Prompt -
Your task is to repeat the listing exactly.

Rows -
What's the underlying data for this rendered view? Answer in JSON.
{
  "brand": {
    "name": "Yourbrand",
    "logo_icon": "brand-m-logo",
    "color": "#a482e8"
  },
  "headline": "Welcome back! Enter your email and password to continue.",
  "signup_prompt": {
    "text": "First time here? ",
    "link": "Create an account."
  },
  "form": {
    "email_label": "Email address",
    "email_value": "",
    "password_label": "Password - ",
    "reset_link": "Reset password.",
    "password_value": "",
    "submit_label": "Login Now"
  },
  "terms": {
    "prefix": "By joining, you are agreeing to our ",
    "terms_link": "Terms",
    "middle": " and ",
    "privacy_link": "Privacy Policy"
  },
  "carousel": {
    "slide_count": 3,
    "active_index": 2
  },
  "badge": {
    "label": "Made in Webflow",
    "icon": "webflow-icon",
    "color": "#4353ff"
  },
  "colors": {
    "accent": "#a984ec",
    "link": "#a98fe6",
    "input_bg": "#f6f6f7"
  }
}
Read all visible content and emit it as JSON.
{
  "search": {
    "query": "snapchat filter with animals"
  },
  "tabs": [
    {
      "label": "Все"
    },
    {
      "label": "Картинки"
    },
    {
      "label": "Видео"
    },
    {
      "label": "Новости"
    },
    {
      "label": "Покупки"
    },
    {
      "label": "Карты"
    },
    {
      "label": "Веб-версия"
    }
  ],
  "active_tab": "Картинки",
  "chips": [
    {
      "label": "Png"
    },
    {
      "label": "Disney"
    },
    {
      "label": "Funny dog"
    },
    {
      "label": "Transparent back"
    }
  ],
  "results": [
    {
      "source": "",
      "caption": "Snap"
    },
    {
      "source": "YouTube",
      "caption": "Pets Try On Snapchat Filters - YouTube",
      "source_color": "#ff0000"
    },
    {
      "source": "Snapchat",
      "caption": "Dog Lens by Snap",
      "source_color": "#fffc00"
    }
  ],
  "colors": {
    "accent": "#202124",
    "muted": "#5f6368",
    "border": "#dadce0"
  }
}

Result -
What's the underlying data for this rendered view? Answer in JSON.
{
  "brand": {
    "name": "Yourbrand",
    "logo_icon": "brand-m-logo",
    "color": "#a482e8"
  },
  "headline": "Welcome back! Enter your email and password to continue.",
  "signup_prompt": {
    "text": "First time here? ",
    "link": "Create an account."
  },
  "form": {
    "email_label": "Email address",
    "email_value": "",
    "password_label": "Password - ",
    "reset_link": "Reset password.",
    "password_value": "",
    "submit_label": "Login Now"
  },
  "terms": {
    "prefix": "By joining, you are agreeing to our ",
    "terms_link": "Terms",
    "middle": " and ",
    "privacy_link": "Privacy Policy"
  },
  "carousel": {
    "slide_count": 3,
    "active_index": 2
  },
  "badge": {
    "label": "Made in Webflow",
    "icon": "webflow-icon",
    "color": "#4353ff"
  },
  "colors": {
    "accent": "#a984ec",
    "link": "#a98fe6",
    "input_bg": "#f6f6f7"
  }
}
Read all visible content and emit it as JSON.
{
  "search": {
    "query": "snapchat filter with animals"
  },
  "tabs": [
    {
      "label": "Все"
    },
    {
      "label": "Картинки"
    },
    {
      "label": "Видео"
    },
    {
      "label": "Новости"
    },
    {
      "label": "Покупки"
    },
    {
      "label": "Карты"
    },
    {
      "label": "Веб-версия"
    }
  ],
  "active_tab": "Картинки",
  "chips": [
    {
      "label": "Png"
    },
    {
      "label": "Disney"
    },
    {
      "label": "Funny dog"
    },
    {
      "label": "Transparent back"
    }
  ],
  "results": [
    {
      "source": "",
      "caption": "Snap"
    },
    {
      "source": "YouTube",
      "caption": "Pets Try On Snapchat Filters - YouTube",
      "source_color": "#ff0000"
    },
    {
      "source": "Snapchat",
      "caption": "Dog Lens by Snap",
      "source_color": "#fffc00"
    }
  ],
  "colors": {
    "accent": "#202124",
    "muted": "#5f6368",
    "border": "#dadce0"
  }
}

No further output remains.